--- START ---

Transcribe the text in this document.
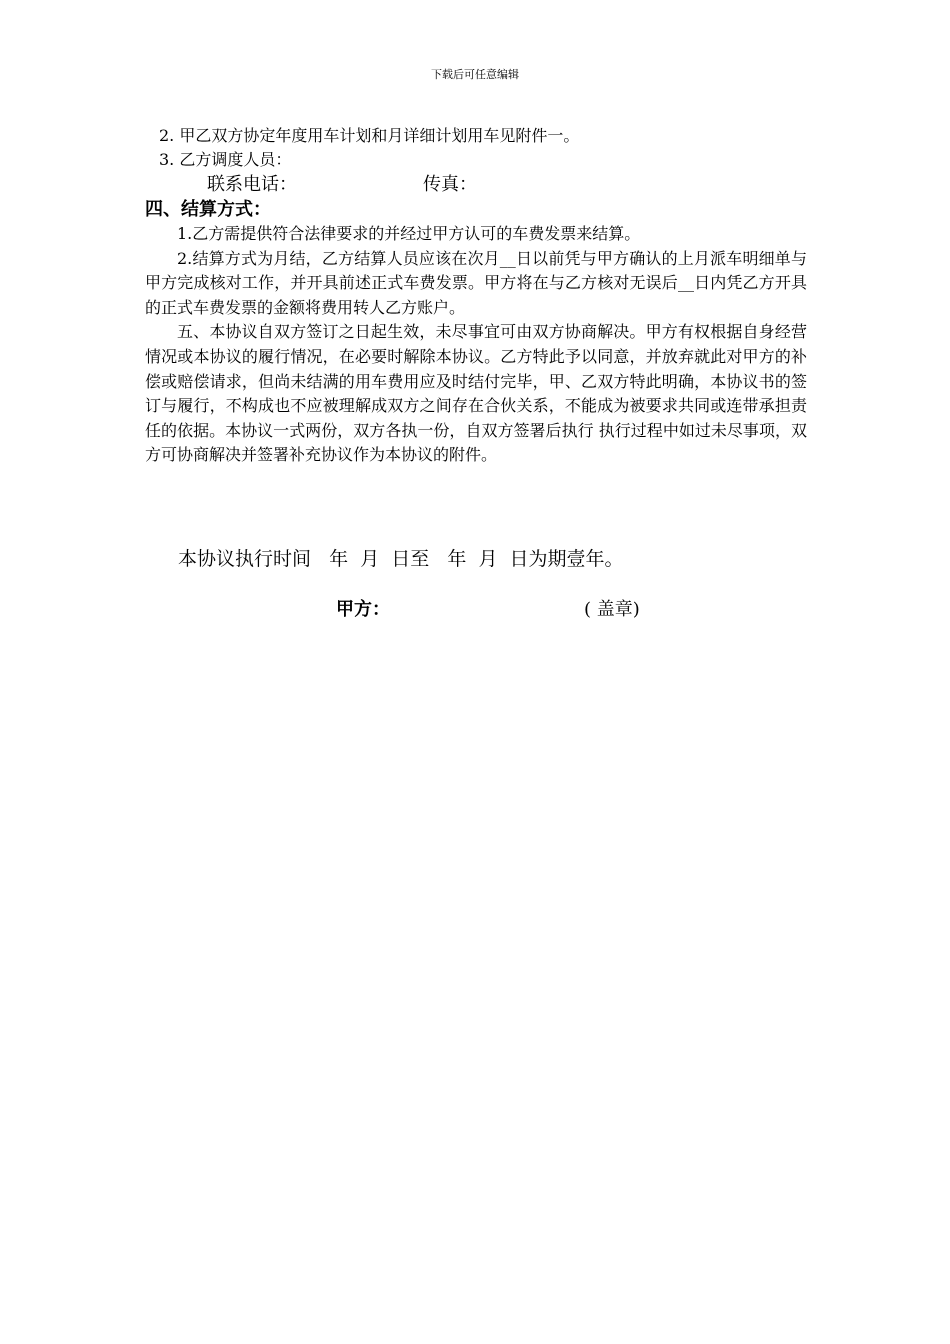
下载后可任意编辑
2. 甲乙双方协定年度用车计划和月详细计划用车见附件一。
3. 乙方调度人员：
联系电话：	传真：
四、结算方式：

1.乙方需提供符合法律要求的并经过甲方认可的车费发票来结算。

2.结算方式为月结，乙方结算人员应该在次月__日以前凭与甲方确认的上月派车明细单与甲方完成核对工作，并开具前述正式车费发票。甲方将在与乙方核对无误后__日内凭乙方开具的正式车费发票的金额将费用转人乙方账户。

五、本协议自双方签订之日起生效，未尽事宜可由双方协商解决。甲方有权根据自身经营情况或本协议的履行情况，在必要时解除本协议。乙方特此予以同意，并放弃就此对甲方的补偿或赔偿请求，但尚未结满的用车费用应及时结付完毕，甲、乙双方特此明确，本协议书的签订与履行，不构成也不应被理解成双方之间存在合伙关系，不能成为被要求共同或连带承担责任的依据。本协议一式两份，双方各执一份，自双方签署后执行 执行过程中如过未尽事项，双方可协商解决并签署补充协议作为本协议的附件。

本协议执行时间   年  月  日至   年  月  日为期壹年。
甲方：	( 盖章)
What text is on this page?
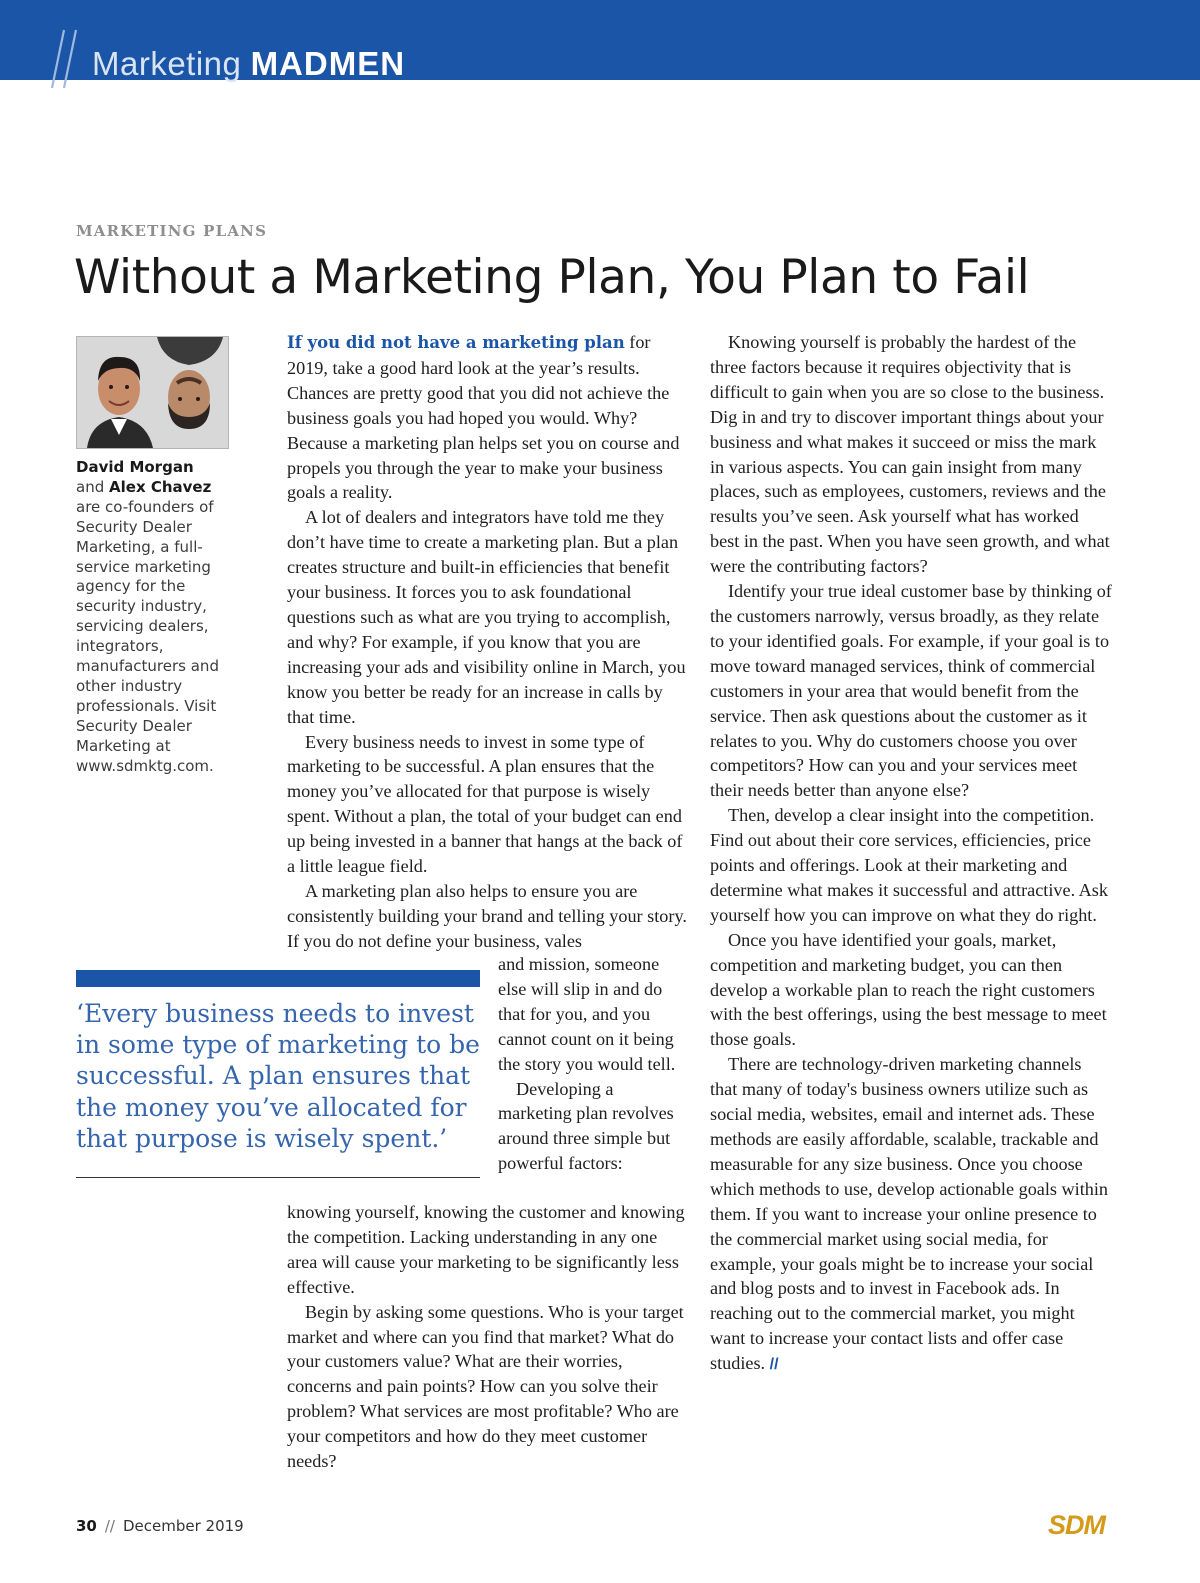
Marketing MADMEN
MARKETING PLANS
Without a Marketing Plan, You Plan to Fail
David Morgan
and Alex Chavez are co-founders of Security Dealer Marketing, a full-service marketing agency for the security industry, servicing dealers, integrators, manufacturers and other industry professionals. Visit Security Dealer Marketing at www.sdmktg.com.

If you did not have a marketing plan for 2019, take a good hard look at the year’s results. Chances are pretty good that you did not achieve the business goals you had hoped you would. Why? Because a marketing plan helps set you on course and propels you through the year to make your business goals a reality.

A lot of dealers and integrators have told me they don’t have time to create a marketing plan. But a plan creates structure and built-in efficiencies that benefit your business. It forces you to ask foundational questions such as what are you trying to accomplish, and why? For example, if you know that you are increasing your ads and visibility online in March, you know you better be ready for an increase in calls by that time.

Every business needs to invest in some type of marketing to be successful. A plan ensures that the money you’ve allocated for that purpose is wisely spent. Without a plan, the total of your budget can end up being invested in a banner that hangs at the back of a little league field.

A marketing plan also helps to ensure you are consistently building your brand and telling your story. If you do not define your business, vales

‘Every business needs to invest in some type of marketing to be successful. A plan ensures that the money you’ve allocated for that purpose is wisely spent.’

and mission, someone else will slip in and do that for you, and you cannot count on it being the story you would tell.

Developing a marketing plan revolves around three simple but powerful factors:

knowing yourself, knowing the customer and knowing the competition. Lacking understanding in any one area will cause your marketing to be significantly less effective.

Begin by asking some questions. Who is your target market and where can you find that market? What do your customers value? What are their worries, concerns and pain points? How can you solve their problem? What services are most profitable? Who are your competitors and how do they meet customer needs?

Knowing yourself is probably the hardest of the three factors because it requires objectivity that is difficult to gain when you are so close to the business. Dig in and try to discover important things about your business and what makes it succeed or miss the mark in various aspects. You can gain insight from many places, such as employees, customers, reviews and the results you’ve seen. Ask yourself what has worked best in the past. When you have seen growth, and what were the contributing factors?

Identify your true ideal customer base by thinking of the customers narrowly, versus broadly, as they relate to your identified goals. For example, if your goal is to move toward managed services, think of commercial customers in your area that would benefit from the service. Then ask questions about the customer as it relates to you. Why do customers choose you over competitors? How can you and your services meet their needs better than anyone else?

Then, develop a clear insight into the competition. Find out about their core services, efficiencies, price points and offerings. Look at their marketing and determine what makes it successful and attractive. Ask yourself how you can improve on what they do right.

Once you have identified your goals, market, competition and marketing budget, you can then develop a workable plan to reach the right customers with the best offerings, using the best message to meet those goals.

There are technology-driven marketing channels that many of today's business owners utilize such as social media, websites, email and internet ads. These methods are easily affordable, scalable, trackable and measurable for any size business. Once you choose which methods to use, develop actionable goals within them. If you want to increase your online presence to the commercial market using social media, for example, your goals might be to increase your social and blog posts and to invest in Facebook ads. In reaching out to the commercial market, you might want to increase your contact lists and offer case studies. //

30 // December 2019	SDM
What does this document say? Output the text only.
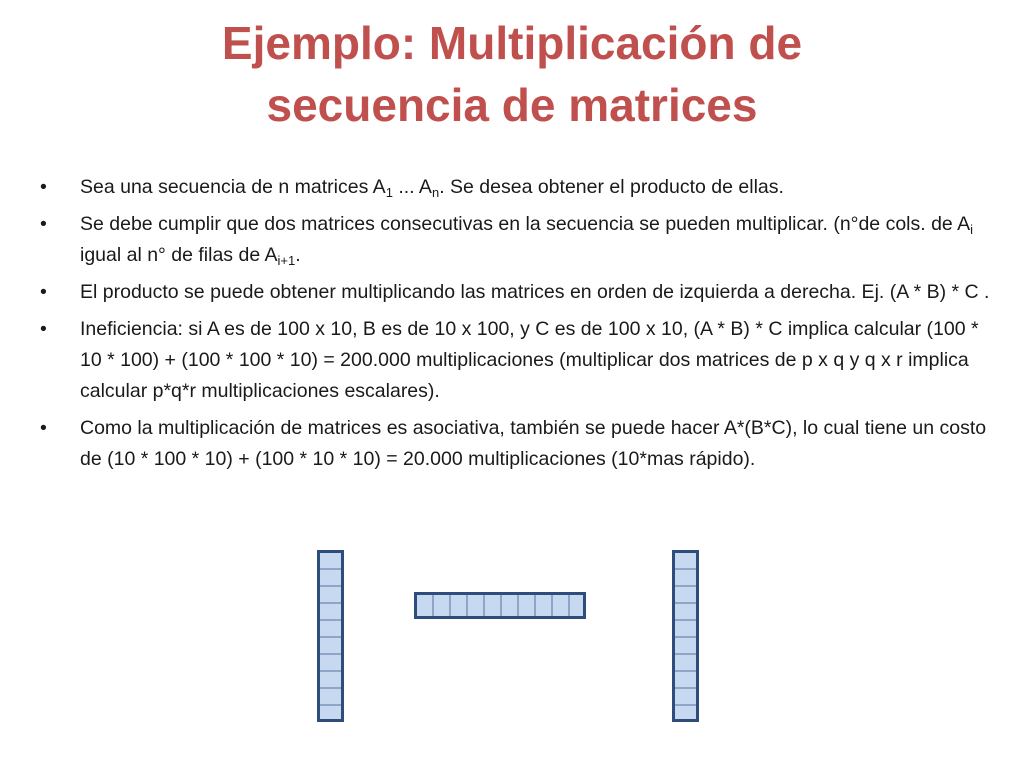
Ejemplo: Multiplicación de
secuencia de matrices
• Sea una secuencia de n matrices $A_1$ ... $A_n$. Se desea obtener el producto de ellas.
• Se debe cumplir que dos matrices consecutivas en la secuencia se pueden multiplicar. (n°de cols. de $A_i$ igual al n° de filas de $A_{i+1}$.
• El producto se puede obtener multiplicando las matrices en orden de izquierda a derecha. Ej. (A * B) * C .
• Ineficiencia: si A es de 100 x 10, B es de 10 x 100, y C es de 100 x 10, (A * B) * C implica calcular (100 * 10 * 100) + (100 * 100 * 10) = 200.000 multiplicaciones (multiplicar dos matrices de p x q y q x r implica calcular p*q*r multiplicaciones escalares).
• Como la multiplicación de matrices es asociativa, también se puede hacer A*(B*C), lo cual tiene un costo de (10 * 100 * 10) + (100 * 10 * 10) = 20.000 multiplicaciones (10*mas rápido).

--- END ---

What is required: From the listing above, print every entry precisely and drop the pictures.

The solution:
Transcribe the text in this document.
下载后可任意编辑
2. 甲乙双方协定年度用车计划和月详细计划用车见附件一。
3. 乙方调度人员：
联系电话：	传真：
四、结算方式：

1.乙方需提供符合法律要求的并经过甲方认可的车费发票来结算。

2.结算方式为月结，乙方结算人员应该在次月__日以前凭与甲方确认的上月派车明细单与甲方完成核对工作，并开具前述正式车费发票。甲方将在与乙方核对无误后__日内凭乙方开具的正式车费发票的金额将费用转人乙方账户。

五、本协议自双方签订之日起生效，未尽事宜可由双方协商解决。甲方有权根据自身经营情况或本协议的履行情况，在必要时解除本协议。乙方特此予以同意，并放弃就此对甲方的补偿或赔偿请求，但尚未结满的用车费用应及时结付完毕，甲、乙双方特此明确，本协议书的签订与履行，不构成也不应被理解成双方之间存在合伙关系，不能成为被要求共同或连带承担责任的依据。本协议一式两份，双方各执一份，自双方签署后执行 执行过程中如过未尽事项，双方可协商解决并签署补充协议作为本协议的附件。

本协议执行时间   年  月  日至   年  月  日为期壹年。
甲方：	( 盖章)
What text is on this page?
Marketing MADMEN
MARKETING PLANS
Without a Marketing Plan, You Plan to Fail
David Morgan
and Alex Chavez are co-founders of Security Dealer Marketing, a full-service marketing agency for the security industry, servicing dealers, integrators, manufacturers and other industry professionals. Visit Security Dealer Marketing at www.sdmktg.com.

If you did not have a marketing plan for 2019, take a good hard look at the year’s results. Chances are pretty good that you did not achieve the business goals you had hoped you would. Why? Because a marketing plan helps set you on course and propels you through the year to make your business goals a reality.

A lot of dealers and integrators have told me they don’t have time to create a marketing plan. But a plan creates structure and built-in efficiencies that benefit your business. It forces you to ask foundational questions such as what are you trying to accomplish, and why? For example, if you know that you are increasing your ads and visibility online in March, you know you better be ready for an increase in calls by that time.

Every business needs to invest in some type of marketing to be successful. A plan ensures that the money you’ve allocated for that purpose is wisely spent. Without a plan, the total of your budget can end up being invested in a banner that hangs at the back of a little league field.

A marketing plan also helps to ensure you are consistently building your brand and telling your story. If you do not define your business, vales

‘Every business needs to invest in some type of marketing to be successful. A plan ensures that the money you’ve allocated for that purpose is wisely spent.’

and mission, someone else will slip in and do that for you, and you cannot count on it being the story you would tell.

Developing a marketing plan revolves around three simple but powerful factors:

knowing yourself, knowing the customer and knowing the competition. Lacking understanding in any one area will cause your marketing to be significantly less effective.

Begin by asking some questions. Who is your target market and where can you find that market? What do your customers value? What are their worries, concerns and pain points? How can you solve their problem? What services are most profitable? Who are your competitors and how do they meet customer needs?

Knowing yourself is probably the hardest of the three factors because it requires objectivity that is difficult to gain when you are so close to the business. Dig in and try to discover important things about your business and what makes it succeed or miss the mark in various aspects. You can gain insight from many places, such as employees, customers, reviews and the results you’ve seen. Ask yourself what has worked best in the past. When you have seen growth, and what were the contributing factors?

Identify your true ideal customer base by thinking of the customers narrowly, versus broadly, as they relate to your identified goals. For example, if your goal is to move toward managed services, think of commercial customers in your area that would benefit from the service. Then ask questions about the customer as it relates to you. Why do customers choose you over competitors? How can you and your services meet their needs better than anyone else?

Then, develop a clear insight into the competition. Find out about their core services, efficiencies, price points and offerings. Look at their marketing and determine what makes it successful and attractive. Ask yourself how you can improve on what they do right.

Once you have identified your goals, market, competition and marketing budget, you can then develop a workable plan to reach the right customers with the best offerings, using the best message to meet those goals.

There are technology-driven marketing channels that many of today's business owners utilize such as social media, websites, email and internet ads. These methods are easily affordable, scalable, trackable and measurable for any size business. Once you choose which methods to use, develop actionable goals within them. If you want to increase your online presence to the commercial market using social media, for example, your goals might be to increase your social and blog posts and to invest in Facebook ads. In reaching out to the commercial market, you might want to increase your contact lists and offer case studies. //

30 // December 2019	SDM
What does this document say? Output the text only.
Ejemplo: Multiplicación de
secuencia de matrices
• Sea una secuencia de n matrices $A_1$ ... $A_n$. Se desea obtener el producto de ellas.
• Se debe cumplir que dos matrices consecutivas en la secuencia se pueden multiplicar. (n°de cols. de $A_i$ igual al n° de filas de $A_{i+1}$.
• El producto se puede obtener multiplicando las matrices en orden de izquierda a derecha. Ej. (A * B) * C .
• Ineficiencia: si A es de 100 x 10, B es de 10 x 100, y C es de 100 x 10, (A * B) * C implica calcular (100 * 10 * 100) + (100 * 100 * 10) = 200.000 multiplicaciones (multiplicar dos matrices de p x q y q x r implica calcular p*q*r multiplicaciones escalares).
• Como la multiplicación de matrices es asociativa, también se puede hacer A*(B*C), lo cual tiene un costo de (10 * 100 * 10) + (100 * 10 * 10) = 20.000 multiplicaciones (10*mas rápido).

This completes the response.